◆ Written request ◆
Say how many lines contain the word "entero". Only the number should be given.

---- Input data

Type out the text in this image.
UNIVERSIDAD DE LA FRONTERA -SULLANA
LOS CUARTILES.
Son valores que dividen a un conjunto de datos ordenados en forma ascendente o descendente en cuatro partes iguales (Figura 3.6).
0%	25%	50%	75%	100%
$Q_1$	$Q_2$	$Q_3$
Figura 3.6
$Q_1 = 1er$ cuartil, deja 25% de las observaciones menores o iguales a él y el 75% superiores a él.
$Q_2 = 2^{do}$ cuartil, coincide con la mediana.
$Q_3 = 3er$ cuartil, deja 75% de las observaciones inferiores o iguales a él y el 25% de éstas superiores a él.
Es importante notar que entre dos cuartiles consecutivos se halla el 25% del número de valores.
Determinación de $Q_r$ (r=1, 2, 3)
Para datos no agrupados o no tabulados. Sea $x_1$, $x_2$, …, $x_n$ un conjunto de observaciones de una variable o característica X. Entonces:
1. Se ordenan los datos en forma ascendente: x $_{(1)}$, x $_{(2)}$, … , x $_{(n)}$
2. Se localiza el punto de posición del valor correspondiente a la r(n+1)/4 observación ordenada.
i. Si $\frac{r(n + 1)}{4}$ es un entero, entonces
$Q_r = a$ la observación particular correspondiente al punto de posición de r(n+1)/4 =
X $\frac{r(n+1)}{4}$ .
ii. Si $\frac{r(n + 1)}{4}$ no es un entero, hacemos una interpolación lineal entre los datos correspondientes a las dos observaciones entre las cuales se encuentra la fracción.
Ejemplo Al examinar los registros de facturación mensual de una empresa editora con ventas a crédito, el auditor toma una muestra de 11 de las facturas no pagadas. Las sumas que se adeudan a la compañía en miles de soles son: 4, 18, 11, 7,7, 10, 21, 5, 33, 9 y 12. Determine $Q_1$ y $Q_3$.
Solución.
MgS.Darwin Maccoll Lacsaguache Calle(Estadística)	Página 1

--------

◆ Solution for this task ◆
2